Data entries:
-- START --
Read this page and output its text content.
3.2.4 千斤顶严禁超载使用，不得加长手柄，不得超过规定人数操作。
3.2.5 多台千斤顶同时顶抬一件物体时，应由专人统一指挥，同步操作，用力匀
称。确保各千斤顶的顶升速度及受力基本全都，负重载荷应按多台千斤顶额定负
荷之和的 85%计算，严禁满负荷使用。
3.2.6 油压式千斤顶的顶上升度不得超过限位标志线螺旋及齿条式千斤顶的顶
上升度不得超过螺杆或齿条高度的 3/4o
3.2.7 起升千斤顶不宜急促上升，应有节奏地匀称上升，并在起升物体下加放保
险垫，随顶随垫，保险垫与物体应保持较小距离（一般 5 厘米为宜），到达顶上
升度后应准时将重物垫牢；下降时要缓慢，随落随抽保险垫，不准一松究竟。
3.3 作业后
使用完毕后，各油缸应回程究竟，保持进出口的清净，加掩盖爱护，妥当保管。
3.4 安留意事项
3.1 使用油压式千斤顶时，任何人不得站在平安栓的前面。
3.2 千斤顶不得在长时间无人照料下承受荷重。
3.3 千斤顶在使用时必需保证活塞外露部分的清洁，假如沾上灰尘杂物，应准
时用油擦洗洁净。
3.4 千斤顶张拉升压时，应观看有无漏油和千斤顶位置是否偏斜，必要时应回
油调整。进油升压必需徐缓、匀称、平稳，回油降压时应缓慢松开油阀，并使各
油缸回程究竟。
-- END --
■ TO BE DONE
Your task is to extract all of the records exactly.

■ TASK RESPONSE
Read this page and output its text content.
3.2.4 千斤顶严禁超载使用，不得加长手柄，不得超过规定人数操作。
3.2.5 多台千斤顶同时顶抬一件物体时，应由专人统一指挥，同步操作，用力匀
称。确保各千斤顶的顶升速度及受力基本全都，负重载荷应按多台千斤顶额定负
荷之和的 85%计算，严禁满负荷使用。
3.2.6 油压式千斤顶的顶上升度不得超过限位标志线螺旋及齿条式千斤顶的顶
上升度不得超过螺杆或齿条高度的 3/4o
3.2.7 起升千斤顶不宜急促上升，应有节奏地匀称上升，并在起升物体下加放保
险垫，随顶随垫，保险垫与物体应保持较小距离（一般 5 厘米为宜），到达顶上
升度后应准时将重物垫牢；下降时要缓慢，随落随抽保险垫，不准一松究竟。
3.3 作业后
使用完毕后，各油缸应回程究竟，保持进出口的清净，加掩盖爱护，妥当保管。
3.4 安留意事项
3.1 使用油压式千斤顶时，任何人不得站在平安栓的前面。
3.2 千斤顶不得在长时间无人照料下承受荷重。
3.3 千斤顶在使用时必需保证活塞外露部分的清洁，假如沾上灰尘杂物，应准
时用油擦洗洁净。
3.4 千斤顶张拉升压时，应观看有无漏油和千斤顶位置是否偏斜，必要时应回
油调整。进油升压必需徐缓、匀称、平稳，回油降压时应缓慢松开油阀，并使各
油缸回程究竟。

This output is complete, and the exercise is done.